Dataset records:
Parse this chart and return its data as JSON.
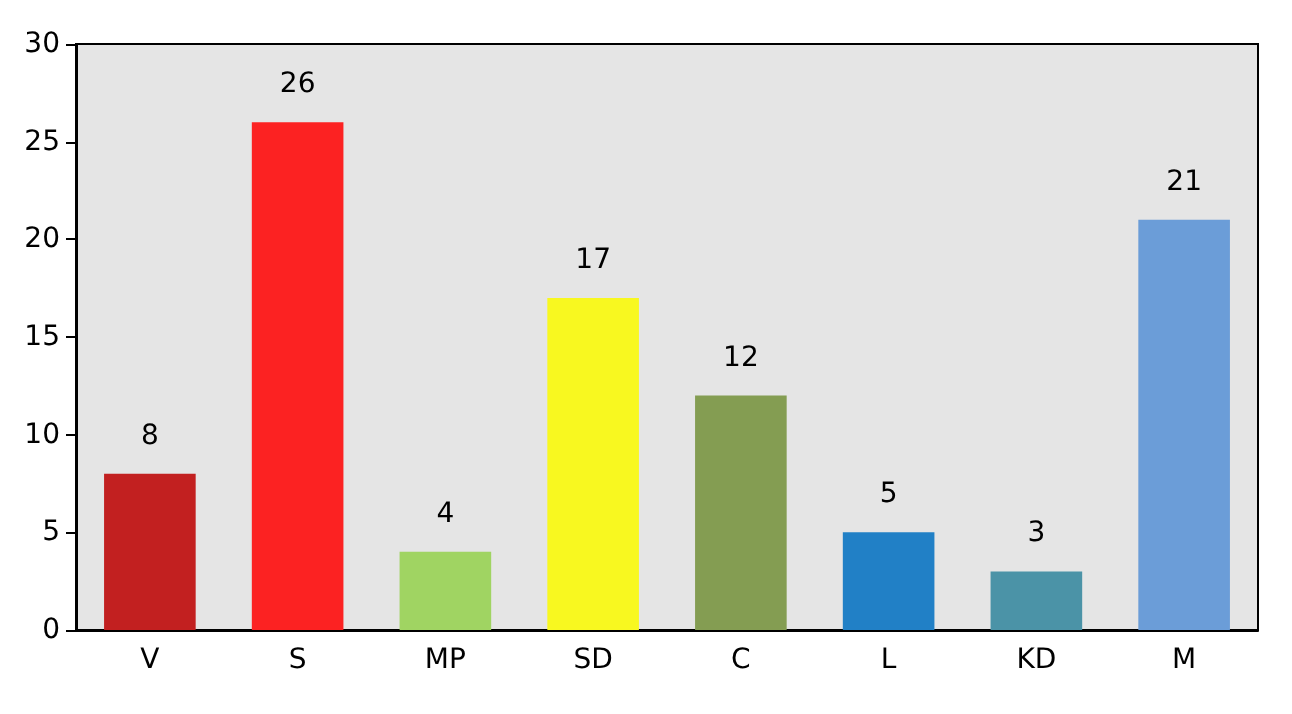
{
  "chart_data": {
    "type": "bar",
    "categories": [
      "V",
      "S",
      "MP",
      "SD",
      "C",
      "L",
      "KD",
      "M"
    ],
    "values": [
      8,
      26,
      4,
      17,
      12,
      5,
      3,
      21
    ],
    "colors": [
      "#c22020",
      "#fc2222",
      "#a0d462",
      "#f8f820",
      "#849d52",
      "#2180c6",
      "#4b93a7",
      "#6b9dd8"
    ],
    "ylim": [
      0,
      30
    ],
    "yticks": [
      0,
      5,
      10,
      15,
      20,
      25,
      30
    ],
    "grid": false,
    "data_labels": true
  }
}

Stated exercise ▸ The records above should be reproduced exactly, with no pictures included.

Exercise result ▸
Parse this chart and return its data as JSON.
{
  "chart_data": {
    "type": "bar",
    "categories": [
      "V",
      "S",
      "MP",
      "SD",
      "C",
      "L",
      "KD",
      "M"
    ],
    "values": [
      8,
      26,
      4,
      17,
      12,
      5,
      3,
      21
    ],
    "colors": [
      "#c22020",
      "#fc2222",
      "#a0d462",
      "#f8f820",
      "#849d52",
      "#2180c6",
      "#4b93a7",
      "#6b9dd8"
    ],
    "ylim": [
      0,
      30
    ],
    "yticks": [
      0,
      5,
      10,
      15,
      20,
      25,
      30
    ],
    "grid": false,
    "data_labels": true
  }
}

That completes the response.